[Extracted data entries]

○ ○ ○ ○ ○ ○ ○

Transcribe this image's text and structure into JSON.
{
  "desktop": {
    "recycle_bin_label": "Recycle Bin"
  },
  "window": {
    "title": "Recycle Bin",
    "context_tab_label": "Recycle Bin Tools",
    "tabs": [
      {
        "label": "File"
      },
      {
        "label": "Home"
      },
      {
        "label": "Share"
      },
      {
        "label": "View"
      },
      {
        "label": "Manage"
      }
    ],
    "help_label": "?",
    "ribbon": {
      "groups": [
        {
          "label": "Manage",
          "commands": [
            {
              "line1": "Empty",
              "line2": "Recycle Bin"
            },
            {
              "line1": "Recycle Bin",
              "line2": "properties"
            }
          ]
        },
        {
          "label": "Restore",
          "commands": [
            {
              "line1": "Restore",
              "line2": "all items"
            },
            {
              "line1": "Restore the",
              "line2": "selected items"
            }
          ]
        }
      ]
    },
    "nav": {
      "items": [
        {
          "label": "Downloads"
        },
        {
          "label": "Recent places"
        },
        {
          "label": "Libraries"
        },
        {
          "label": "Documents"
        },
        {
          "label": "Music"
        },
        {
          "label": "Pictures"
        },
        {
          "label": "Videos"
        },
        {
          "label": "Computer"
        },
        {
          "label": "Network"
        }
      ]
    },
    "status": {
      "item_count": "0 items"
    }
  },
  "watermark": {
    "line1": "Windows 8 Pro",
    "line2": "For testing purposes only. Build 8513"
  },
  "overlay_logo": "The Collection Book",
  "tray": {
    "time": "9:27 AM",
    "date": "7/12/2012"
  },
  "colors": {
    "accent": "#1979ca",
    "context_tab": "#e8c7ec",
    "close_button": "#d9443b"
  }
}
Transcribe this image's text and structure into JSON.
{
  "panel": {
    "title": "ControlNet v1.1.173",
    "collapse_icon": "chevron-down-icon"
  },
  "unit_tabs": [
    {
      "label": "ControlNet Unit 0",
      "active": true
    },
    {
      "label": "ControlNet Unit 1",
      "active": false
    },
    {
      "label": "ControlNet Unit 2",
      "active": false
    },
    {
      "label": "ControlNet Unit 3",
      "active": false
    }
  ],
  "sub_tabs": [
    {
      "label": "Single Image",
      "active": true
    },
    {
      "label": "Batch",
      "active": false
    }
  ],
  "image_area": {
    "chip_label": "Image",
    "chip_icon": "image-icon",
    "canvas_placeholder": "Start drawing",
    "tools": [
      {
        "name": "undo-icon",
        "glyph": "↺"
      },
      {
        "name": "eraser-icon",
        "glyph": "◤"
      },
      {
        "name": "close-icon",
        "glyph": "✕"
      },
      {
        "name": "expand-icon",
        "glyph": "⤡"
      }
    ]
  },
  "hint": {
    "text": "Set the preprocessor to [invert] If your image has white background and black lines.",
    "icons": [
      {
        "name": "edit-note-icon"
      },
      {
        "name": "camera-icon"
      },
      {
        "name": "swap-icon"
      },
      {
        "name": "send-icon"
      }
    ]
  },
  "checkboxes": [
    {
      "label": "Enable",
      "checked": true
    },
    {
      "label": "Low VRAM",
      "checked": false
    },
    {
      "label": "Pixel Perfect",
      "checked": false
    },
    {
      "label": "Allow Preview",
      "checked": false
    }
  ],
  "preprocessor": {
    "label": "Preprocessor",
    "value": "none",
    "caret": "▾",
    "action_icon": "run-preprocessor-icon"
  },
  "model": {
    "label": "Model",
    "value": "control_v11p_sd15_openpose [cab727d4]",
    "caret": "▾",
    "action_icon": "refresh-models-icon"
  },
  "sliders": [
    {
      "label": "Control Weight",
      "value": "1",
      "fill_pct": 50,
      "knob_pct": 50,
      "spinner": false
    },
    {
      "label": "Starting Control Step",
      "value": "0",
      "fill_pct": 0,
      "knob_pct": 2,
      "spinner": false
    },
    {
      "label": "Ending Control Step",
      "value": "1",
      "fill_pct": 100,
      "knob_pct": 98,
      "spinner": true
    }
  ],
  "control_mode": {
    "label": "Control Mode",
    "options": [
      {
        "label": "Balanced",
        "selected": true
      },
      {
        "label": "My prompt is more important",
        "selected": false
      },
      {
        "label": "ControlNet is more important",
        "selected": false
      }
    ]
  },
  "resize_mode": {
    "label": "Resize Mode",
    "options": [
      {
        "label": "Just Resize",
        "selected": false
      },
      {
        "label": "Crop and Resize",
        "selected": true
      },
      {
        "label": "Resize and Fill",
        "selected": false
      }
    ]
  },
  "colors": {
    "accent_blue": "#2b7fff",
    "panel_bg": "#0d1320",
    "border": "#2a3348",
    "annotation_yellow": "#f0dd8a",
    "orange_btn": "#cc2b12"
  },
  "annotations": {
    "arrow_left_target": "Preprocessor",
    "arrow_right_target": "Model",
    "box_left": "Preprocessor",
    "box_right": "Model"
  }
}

○ ○ ○ ○ ○ ○ ○

**Instruction**
Report each line in the data that holds the word "important".

**Result**
        "label": "My prompt is more important",
        "label": "ControlNet is more important",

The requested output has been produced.